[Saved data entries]

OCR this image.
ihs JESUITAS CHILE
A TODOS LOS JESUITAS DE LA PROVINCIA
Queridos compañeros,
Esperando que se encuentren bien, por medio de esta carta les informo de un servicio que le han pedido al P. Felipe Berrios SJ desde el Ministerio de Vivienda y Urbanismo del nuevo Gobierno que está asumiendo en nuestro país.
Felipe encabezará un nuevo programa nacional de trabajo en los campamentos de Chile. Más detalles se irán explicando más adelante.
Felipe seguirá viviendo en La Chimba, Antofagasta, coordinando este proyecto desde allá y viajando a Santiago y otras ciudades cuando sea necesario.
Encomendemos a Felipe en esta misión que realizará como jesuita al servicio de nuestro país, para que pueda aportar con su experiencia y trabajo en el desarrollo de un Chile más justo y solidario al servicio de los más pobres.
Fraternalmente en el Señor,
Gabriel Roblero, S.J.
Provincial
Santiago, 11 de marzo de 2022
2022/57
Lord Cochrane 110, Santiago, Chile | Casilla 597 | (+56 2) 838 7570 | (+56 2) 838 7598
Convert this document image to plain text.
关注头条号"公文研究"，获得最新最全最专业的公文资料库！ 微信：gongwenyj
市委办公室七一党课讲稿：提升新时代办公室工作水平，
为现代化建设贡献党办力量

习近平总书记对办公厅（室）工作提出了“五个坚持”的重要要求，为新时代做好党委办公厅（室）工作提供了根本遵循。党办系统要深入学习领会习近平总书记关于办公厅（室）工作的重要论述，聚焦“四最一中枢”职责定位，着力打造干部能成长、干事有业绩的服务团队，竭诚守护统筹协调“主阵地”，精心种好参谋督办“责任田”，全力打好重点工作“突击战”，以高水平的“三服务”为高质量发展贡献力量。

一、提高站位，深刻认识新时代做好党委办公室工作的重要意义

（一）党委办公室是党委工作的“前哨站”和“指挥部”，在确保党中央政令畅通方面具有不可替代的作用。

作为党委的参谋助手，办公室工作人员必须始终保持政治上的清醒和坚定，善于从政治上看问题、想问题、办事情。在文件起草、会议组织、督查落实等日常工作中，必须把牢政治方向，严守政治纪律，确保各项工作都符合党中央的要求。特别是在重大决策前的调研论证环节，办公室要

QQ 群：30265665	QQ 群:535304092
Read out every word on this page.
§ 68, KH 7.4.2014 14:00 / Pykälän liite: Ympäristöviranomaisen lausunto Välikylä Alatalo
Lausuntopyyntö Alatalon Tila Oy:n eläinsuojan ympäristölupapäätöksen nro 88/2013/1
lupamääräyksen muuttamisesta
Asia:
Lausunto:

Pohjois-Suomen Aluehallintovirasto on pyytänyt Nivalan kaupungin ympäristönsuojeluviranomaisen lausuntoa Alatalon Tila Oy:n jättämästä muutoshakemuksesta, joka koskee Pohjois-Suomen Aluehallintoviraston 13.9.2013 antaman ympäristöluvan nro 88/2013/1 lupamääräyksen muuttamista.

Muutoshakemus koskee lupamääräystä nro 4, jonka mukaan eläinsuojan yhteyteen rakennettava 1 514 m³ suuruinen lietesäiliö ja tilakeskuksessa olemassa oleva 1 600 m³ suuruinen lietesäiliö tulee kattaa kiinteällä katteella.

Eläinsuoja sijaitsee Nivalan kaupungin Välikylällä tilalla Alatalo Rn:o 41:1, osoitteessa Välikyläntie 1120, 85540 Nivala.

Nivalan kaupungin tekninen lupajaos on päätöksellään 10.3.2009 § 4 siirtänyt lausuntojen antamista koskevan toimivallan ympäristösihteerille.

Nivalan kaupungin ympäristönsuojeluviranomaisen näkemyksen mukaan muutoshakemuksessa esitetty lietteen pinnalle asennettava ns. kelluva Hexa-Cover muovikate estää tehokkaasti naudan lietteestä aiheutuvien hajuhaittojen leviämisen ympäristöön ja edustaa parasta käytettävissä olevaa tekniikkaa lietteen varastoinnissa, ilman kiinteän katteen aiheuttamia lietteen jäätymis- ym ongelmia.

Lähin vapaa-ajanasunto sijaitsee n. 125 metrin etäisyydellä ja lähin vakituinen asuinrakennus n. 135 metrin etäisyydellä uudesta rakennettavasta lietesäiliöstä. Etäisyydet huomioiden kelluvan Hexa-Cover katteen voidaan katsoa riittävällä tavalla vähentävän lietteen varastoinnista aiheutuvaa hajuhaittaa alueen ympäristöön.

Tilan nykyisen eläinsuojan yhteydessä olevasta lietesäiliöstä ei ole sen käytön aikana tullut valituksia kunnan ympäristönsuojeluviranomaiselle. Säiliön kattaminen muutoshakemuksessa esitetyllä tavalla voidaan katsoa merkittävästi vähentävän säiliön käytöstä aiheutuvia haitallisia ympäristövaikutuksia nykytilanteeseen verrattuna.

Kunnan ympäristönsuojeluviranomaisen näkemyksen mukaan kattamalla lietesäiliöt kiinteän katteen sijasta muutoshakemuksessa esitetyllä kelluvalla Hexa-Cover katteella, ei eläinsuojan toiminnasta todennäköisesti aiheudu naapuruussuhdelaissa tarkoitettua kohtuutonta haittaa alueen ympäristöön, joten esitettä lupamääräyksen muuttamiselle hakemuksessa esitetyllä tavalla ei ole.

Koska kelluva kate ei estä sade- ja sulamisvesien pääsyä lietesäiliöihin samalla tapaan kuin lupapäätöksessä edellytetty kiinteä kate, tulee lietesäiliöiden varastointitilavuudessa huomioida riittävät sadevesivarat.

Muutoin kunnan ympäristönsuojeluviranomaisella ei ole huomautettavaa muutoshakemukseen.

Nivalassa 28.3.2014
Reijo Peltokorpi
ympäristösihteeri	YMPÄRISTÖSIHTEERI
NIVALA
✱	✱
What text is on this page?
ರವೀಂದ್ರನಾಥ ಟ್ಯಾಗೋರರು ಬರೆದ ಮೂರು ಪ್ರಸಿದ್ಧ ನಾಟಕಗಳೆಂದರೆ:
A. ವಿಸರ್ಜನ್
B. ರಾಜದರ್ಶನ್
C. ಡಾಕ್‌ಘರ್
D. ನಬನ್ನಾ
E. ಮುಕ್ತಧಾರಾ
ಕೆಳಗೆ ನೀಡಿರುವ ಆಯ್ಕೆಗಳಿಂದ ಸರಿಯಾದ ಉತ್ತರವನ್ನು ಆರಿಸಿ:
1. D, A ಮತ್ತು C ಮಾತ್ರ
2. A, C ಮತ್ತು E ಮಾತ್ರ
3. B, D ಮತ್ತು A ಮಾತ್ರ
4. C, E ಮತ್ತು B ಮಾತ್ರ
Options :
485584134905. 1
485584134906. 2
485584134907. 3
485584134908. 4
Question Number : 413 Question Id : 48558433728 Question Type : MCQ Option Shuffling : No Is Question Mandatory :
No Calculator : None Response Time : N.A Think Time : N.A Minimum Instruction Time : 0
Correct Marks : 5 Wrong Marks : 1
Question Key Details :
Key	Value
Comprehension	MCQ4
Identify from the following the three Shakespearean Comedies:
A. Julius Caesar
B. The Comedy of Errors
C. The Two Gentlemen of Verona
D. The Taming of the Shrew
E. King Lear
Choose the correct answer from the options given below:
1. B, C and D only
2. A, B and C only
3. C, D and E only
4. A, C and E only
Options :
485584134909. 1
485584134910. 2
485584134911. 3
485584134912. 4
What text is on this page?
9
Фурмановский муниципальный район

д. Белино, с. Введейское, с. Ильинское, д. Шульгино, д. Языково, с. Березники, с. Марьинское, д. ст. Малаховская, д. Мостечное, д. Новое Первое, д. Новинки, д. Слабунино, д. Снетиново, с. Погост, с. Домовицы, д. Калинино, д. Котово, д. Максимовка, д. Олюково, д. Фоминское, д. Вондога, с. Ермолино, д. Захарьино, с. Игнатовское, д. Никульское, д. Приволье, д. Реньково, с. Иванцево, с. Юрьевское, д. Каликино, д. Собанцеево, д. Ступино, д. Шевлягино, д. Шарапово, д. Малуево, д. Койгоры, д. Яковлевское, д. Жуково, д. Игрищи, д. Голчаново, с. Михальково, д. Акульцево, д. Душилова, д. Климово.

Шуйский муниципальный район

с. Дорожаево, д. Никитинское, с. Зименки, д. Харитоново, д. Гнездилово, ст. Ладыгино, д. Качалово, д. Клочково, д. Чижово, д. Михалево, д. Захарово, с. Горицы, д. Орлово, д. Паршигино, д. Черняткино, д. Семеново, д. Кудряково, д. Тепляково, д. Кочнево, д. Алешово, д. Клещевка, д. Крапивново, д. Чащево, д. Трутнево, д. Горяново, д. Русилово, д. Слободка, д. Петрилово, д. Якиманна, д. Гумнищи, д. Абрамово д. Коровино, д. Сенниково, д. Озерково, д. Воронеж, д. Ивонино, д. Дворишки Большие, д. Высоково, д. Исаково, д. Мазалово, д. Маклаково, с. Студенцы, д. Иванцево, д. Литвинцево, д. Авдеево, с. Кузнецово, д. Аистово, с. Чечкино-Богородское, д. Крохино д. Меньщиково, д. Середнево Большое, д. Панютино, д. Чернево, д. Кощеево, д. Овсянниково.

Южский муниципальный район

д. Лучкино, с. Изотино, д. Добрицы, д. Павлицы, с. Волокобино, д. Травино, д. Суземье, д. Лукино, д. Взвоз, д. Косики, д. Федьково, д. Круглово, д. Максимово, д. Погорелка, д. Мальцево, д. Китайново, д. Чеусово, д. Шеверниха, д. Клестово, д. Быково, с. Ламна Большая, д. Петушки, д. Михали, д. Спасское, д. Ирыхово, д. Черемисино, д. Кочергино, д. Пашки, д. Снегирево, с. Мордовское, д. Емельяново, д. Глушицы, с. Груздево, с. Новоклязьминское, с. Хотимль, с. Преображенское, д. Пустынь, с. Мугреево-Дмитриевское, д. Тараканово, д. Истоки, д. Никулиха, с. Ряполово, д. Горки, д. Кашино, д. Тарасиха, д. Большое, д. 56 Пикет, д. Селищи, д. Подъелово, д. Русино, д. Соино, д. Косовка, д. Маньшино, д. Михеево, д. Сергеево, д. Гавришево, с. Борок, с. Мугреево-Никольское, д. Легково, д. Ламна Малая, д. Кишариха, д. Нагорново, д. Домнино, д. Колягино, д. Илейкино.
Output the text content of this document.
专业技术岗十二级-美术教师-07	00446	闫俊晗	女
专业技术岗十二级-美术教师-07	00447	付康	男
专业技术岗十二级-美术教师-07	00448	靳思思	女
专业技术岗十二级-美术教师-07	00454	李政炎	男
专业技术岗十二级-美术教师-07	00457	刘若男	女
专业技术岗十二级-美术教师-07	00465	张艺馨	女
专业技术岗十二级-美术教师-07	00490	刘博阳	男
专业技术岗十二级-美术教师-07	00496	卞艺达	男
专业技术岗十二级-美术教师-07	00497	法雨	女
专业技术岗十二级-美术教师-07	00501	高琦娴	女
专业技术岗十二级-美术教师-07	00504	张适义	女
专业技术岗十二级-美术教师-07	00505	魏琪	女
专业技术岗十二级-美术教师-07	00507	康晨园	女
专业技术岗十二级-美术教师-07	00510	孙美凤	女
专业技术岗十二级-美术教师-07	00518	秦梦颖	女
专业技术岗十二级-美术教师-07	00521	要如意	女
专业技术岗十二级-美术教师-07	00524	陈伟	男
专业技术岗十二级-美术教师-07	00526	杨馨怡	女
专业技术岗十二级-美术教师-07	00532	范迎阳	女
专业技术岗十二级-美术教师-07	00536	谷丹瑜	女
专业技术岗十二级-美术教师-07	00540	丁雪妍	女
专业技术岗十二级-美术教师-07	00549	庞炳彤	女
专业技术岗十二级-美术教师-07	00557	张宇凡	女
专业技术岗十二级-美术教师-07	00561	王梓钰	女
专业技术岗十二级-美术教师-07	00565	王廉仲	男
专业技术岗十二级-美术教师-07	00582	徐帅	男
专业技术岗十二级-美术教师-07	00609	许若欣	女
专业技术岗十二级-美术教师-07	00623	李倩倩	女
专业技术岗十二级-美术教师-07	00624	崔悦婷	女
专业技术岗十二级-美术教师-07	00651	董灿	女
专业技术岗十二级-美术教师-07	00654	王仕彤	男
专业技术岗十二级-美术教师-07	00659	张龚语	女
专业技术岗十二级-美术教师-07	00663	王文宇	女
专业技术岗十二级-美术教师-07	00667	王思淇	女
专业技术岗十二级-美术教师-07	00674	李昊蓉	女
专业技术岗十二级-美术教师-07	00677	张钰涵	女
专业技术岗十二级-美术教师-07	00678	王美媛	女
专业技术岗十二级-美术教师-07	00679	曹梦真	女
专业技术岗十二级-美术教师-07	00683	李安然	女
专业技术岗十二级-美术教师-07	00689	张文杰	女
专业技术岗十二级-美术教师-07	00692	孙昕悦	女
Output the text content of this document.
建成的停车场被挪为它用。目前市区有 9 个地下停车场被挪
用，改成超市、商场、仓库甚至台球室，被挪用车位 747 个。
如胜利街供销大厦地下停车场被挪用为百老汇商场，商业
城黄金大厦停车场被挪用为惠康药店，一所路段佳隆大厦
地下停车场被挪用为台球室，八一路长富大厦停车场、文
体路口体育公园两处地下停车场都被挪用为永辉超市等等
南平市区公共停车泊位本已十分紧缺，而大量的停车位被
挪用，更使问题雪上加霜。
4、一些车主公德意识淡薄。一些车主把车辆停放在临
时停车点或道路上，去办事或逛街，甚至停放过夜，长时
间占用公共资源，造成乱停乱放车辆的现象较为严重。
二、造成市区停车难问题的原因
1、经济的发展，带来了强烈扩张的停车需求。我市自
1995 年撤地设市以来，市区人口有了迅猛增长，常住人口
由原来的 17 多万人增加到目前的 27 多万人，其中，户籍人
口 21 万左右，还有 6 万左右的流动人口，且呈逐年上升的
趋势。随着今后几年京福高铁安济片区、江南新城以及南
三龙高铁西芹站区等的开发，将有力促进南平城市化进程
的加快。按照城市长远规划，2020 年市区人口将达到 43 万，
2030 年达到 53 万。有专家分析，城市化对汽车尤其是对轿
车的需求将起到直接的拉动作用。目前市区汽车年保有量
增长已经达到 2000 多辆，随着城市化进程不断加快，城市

→ GIVEN PROBLEM: Find each line holding the word "only" and copy it.

→ TASK RESULT:
1. B, C and D only
2. A, B and C only
3. C, D and E only
4. A, C and E only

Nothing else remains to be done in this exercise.